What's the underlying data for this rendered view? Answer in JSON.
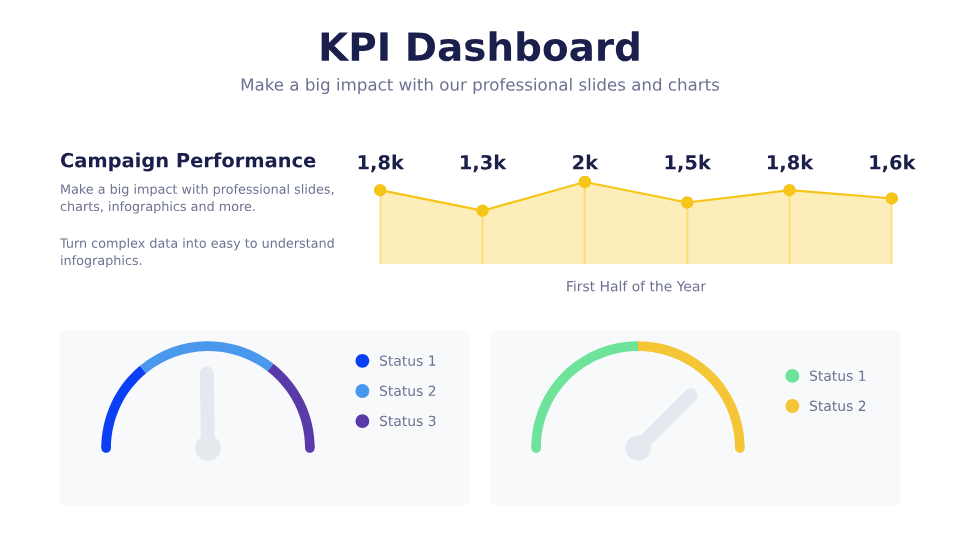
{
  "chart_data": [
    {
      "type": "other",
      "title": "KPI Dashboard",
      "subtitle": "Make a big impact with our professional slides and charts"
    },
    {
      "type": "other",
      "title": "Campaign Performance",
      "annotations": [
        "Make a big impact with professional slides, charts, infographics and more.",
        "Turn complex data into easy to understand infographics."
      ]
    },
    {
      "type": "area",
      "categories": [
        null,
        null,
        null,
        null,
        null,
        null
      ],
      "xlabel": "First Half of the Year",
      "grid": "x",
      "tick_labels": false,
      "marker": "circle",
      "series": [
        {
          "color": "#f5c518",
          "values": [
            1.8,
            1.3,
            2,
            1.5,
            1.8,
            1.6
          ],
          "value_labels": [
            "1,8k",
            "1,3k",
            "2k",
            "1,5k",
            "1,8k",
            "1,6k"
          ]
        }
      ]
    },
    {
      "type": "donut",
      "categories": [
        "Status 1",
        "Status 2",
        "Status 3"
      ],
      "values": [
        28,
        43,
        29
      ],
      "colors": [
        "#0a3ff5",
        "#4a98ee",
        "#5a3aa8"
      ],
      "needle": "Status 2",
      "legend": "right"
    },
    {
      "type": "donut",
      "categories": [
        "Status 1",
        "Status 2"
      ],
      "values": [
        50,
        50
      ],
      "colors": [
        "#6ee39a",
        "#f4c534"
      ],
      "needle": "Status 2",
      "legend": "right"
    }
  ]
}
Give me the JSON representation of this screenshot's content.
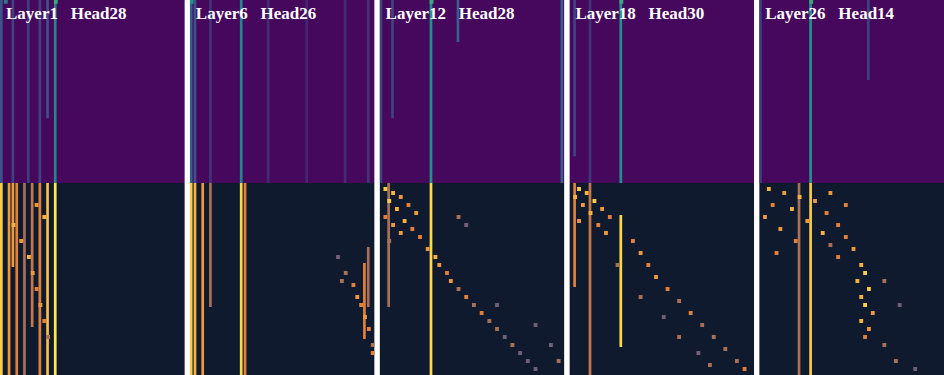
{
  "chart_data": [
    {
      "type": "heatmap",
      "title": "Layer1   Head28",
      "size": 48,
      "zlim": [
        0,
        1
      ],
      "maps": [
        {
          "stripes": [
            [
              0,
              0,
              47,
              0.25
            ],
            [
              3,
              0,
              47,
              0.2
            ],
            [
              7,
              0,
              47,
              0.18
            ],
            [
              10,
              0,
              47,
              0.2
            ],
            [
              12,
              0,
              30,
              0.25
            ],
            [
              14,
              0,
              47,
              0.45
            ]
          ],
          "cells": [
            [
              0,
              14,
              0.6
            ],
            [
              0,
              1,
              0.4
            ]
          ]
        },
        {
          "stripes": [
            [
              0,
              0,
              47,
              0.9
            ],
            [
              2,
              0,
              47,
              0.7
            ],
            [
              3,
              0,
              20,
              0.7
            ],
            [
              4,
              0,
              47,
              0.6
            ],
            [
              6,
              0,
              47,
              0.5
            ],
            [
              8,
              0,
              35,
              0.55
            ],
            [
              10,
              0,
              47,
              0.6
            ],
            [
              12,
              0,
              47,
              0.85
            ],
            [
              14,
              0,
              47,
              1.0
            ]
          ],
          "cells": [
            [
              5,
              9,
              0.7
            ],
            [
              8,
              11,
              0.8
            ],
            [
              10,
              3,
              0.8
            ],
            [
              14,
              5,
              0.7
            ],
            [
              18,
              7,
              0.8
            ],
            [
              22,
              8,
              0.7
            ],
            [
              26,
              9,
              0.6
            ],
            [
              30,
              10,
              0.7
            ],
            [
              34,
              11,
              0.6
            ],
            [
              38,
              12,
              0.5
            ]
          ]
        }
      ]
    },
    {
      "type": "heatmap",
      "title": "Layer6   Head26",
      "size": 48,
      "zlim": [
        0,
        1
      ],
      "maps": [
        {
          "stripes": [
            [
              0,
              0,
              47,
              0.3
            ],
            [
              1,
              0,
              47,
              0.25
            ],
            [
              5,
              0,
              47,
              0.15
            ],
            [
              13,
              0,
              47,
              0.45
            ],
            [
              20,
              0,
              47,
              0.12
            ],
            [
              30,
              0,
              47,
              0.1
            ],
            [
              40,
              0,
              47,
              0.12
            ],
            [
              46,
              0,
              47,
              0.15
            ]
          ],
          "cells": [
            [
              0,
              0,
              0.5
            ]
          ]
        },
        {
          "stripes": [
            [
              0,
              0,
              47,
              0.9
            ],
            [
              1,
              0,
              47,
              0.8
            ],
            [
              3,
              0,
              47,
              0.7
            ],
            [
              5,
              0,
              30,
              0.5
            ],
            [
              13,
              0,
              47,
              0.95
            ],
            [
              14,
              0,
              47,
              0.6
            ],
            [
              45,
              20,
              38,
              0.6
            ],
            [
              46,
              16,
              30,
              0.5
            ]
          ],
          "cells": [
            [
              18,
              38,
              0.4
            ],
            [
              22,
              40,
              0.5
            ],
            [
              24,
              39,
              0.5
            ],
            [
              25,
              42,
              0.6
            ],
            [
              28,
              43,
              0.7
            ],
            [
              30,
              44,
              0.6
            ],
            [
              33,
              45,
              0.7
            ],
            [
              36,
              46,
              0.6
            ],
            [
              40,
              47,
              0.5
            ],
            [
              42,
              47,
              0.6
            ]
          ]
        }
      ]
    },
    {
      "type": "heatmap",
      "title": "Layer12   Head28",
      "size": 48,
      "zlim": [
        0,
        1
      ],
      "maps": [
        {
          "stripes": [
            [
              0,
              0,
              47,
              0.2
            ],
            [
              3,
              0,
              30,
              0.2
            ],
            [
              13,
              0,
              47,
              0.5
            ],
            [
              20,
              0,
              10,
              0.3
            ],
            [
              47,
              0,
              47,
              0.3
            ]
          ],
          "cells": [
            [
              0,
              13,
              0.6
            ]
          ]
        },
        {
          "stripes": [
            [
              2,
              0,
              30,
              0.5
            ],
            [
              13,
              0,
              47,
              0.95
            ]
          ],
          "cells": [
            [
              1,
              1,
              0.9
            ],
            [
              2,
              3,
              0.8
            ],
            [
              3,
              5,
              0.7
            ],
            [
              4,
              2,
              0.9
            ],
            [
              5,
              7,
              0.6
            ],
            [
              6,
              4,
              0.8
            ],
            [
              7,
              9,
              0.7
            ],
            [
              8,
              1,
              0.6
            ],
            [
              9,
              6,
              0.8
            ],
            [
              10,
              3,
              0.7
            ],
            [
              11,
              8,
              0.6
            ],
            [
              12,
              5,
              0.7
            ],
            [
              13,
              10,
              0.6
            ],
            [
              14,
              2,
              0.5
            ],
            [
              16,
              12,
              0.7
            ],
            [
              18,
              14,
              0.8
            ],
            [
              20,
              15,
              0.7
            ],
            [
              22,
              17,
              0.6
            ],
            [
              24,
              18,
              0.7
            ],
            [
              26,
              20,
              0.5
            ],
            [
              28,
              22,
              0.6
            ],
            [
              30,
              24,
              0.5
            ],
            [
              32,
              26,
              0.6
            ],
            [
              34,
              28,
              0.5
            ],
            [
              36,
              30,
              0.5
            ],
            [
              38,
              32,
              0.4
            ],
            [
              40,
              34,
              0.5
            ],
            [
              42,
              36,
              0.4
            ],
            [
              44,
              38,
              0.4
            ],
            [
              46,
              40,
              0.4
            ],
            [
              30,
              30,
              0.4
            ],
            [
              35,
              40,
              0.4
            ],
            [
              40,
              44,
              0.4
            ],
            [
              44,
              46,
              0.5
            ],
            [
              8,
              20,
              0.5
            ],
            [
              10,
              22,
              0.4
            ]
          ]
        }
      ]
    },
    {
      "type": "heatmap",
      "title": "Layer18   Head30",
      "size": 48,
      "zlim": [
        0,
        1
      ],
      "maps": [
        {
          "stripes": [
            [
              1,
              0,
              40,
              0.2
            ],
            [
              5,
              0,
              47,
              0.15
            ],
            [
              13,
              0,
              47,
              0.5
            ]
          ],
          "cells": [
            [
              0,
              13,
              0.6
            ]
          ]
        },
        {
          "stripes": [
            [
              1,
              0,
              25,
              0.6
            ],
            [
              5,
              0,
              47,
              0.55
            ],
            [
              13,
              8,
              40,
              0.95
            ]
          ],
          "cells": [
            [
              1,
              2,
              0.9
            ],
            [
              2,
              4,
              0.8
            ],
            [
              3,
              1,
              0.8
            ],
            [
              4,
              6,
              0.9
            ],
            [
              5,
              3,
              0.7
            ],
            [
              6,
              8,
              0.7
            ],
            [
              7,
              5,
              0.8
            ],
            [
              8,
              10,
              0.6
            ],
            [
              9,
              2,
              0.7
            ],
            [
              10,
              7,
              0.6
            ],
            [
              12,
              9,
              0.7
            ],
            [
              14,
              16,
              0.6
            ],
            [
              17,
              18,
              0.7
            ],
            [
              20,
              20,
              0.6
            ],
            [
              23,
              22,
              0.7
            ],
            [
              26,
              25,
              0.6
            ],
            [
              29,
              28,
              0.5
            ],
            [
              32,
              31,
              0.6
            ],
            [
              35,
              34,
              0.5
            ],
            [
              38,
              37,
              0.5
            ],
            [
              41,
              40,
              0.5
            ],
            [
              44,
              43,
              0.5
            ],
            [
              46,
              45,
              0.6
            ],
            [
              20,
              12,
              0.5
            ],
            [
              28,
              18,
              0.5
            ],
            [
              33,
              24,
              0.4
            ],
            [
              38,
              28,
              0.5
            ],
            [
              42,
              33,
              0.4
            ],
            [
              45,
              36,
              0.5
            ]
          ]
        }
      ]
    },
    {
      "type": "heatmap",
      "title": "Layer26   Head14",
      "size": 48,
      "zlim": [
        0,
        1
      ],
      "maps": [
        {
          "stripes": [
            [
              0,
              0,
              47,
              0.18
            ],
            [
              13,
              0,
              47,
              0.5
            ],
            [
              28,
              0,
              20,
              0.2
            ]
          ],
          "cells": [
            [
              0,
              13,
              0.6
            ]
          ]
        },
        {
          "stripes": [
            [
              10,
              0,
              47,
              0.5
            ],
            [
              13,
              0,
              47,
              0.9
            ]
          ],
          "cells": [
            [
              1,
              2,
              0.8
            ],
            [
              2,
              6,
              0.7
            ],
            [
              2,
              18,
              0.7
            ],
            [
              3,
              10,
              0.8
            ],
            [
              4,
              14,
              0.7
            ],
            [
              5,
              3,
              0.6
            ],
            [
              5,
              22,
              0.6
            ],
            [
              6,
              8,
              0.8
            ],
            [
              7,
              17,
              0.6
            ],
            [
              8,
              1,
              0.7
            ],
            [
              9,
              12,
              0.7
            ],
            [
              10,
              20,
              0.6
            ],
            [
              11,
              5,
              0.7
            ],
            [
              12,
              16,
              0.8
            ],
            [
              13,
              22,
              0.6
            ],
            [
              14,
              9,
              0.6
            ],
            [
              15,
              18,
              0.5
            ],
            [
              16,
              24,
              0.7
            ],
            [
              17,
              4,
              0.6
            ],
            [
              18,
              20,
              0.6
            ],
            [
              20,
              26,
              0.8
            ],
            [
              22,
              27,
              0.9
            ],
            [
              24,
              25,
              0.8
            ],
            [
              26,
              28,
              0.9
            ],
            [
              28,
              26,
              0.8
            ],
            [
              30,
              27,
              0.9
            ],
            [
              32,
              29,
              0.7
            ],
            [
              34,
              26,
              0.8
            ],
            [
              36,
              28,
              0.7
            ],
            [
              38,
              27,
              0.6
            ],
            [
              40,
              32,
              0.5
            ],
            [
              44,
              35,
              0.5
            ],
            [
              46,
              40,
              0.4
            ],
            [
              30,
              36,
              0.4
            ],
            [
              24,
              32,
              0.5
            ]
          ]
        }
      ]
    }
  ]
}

———

Task requirements
Copy each line of the records containing the string "slides".

Reply
      "subtitle": "Make a big impact with our professional slides and charts"
        "Make a big impact with professional slides, charts, infographics and more.",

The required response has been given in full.